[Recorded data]
___

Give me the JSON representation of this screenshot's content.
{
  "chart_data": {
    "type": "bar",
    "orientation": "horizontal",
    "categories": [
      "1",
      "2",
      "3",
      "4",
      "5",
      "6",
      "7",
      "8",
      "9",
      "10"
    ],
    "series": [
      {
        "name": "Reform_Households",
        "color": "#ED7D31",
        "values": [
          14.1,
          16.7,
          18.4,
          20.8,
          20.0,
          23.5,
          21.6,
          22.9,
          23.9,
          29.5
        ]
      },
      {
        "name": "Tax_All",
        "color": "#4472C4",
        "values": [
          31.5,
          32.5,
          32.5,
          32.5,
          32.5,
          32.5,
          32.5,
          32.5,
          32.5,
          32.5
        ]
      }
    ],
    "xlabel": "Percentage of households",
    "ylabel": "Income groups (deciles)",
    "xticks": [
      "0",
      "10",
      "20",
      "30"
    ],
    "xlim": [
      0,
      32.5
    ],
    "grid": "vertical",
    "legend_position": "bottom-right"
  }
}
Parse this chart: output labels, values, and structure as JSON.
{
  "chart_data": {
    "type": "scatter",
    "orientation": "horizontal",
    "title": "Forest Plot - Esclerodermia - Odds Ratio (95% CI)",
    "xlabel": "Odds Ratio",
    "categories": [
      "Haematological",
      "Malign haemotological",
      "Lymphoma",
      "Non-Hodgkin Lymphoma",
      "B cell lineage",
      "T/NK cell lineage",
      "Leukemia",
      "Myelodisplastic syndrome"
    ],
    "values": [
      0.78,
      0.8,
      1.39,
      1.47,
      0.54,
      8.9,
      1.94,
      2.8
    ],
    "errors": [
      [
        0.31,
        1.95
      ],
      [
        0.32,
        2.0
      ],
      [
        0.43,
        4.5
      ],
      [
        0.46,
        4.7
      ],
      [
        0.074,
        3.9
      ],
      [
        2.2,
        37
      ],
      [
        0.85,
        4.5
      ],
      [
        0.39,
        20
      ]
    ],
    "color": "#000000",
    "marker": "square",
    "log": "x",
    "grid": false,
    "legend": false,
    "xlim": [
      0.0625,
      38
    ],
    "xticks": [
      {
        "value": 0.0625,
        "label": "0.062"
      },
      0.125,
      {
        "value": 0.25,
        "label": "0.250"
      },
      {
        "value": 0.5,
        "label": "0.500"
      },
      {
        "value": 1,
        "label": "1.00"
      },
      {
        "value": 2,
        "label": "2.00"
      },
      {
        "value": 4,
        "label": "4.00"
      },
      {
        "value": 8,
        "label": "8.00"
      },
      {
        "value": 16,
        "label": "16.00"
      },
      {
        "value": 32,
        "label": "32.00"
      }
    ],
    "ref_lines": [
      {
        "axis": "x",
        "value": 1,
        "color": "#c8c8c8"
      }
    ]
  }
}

___

What needs to be done.
Gather each line of the listing containing the word "name" and show it.

Correct output.
        "name": "Reform_Households",
        "name": "Tax_All",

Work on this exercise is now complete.